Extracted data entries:
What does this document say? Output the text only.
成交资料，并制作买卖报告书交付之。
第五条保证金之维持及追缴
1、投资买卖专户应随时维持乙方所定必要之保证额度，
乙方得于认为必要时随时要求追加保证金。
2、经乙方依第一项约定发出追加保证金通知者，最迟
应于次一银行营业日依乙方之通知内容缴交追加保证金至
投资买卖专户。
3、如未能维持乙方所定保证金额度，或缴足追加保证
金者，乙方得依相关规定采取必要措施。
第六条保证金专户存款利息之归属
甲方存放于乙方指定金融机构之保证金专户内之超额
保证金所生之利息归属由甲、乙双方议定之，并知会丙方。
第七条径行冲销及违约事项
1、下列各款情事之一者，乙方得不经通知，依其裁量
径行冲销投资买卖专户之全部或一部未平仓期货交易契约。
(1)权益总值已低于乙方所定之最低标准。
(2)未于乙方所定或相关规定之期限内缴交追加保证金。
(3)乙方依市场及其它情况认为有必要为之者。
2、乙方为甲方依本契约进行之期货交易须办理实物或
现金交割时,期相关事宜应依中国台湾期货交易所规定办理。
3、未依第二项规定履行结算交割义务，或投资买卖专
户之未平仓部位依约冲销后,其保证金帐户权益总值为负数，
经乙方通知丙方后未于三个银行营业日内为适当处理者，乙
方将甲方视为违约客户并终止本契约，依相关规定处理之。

> [WORK TO DO]:
Retype all of the entries precisely as they are.

> [EXERCISE RESULT]:
What does this document say? Output the text only.
成交资料，并制作买卖报告书交付之。
第五条保证金之维持及追缴
1、投资买卖专户应随时维持乙方所定必要之保证额度，
乙方得于认为必要时随时要求追加保证金。
2、经乙方依第一项约定发出追加保证金通知者，最迟
应于次一银行营业日依乙方之通知内容缴交追加保证金至
投资买卖专户。
3、如未能维持乙方所定保证金额度，或缴足追加保证
金者，乙方得依相关规定采取必要措施。
第六条保证金专户存款利息之归属
甲方存放于乙方指定金融机构之保证金专户内之超额
保证金所生之利息归属由甲、乙双方议定之，并知会丙方。
第七条径行冲销及违约事项
1、下列各款情事之一者，乙方得不经通知，依其裁量
径行冲销投资买卖专户之全部或一部未平仓期货交易契约。
(1)权益总值已低于乙方所定之最低标准。
(2)未于乙方所定或相关规定之期限内缴交追加保证金。
(3)乙方依市场及其它情况认为有必要为之者。
2、乙方为甲方依本契约进行之期货交易须办理实物或
现金交割时,期相关事宜应依中国台湾期货交易所规定办理。
3、未依第二项规定履行结算交割义务，或投资买卖专
户之未平仓部位依约冲销后,其保证金帐户权益总值为负数，
经乙方通知丙方后未于三个银行营业日内为适当处理者，乙
方将甲方视为违约客户并终止本契约，依相关规定处理之。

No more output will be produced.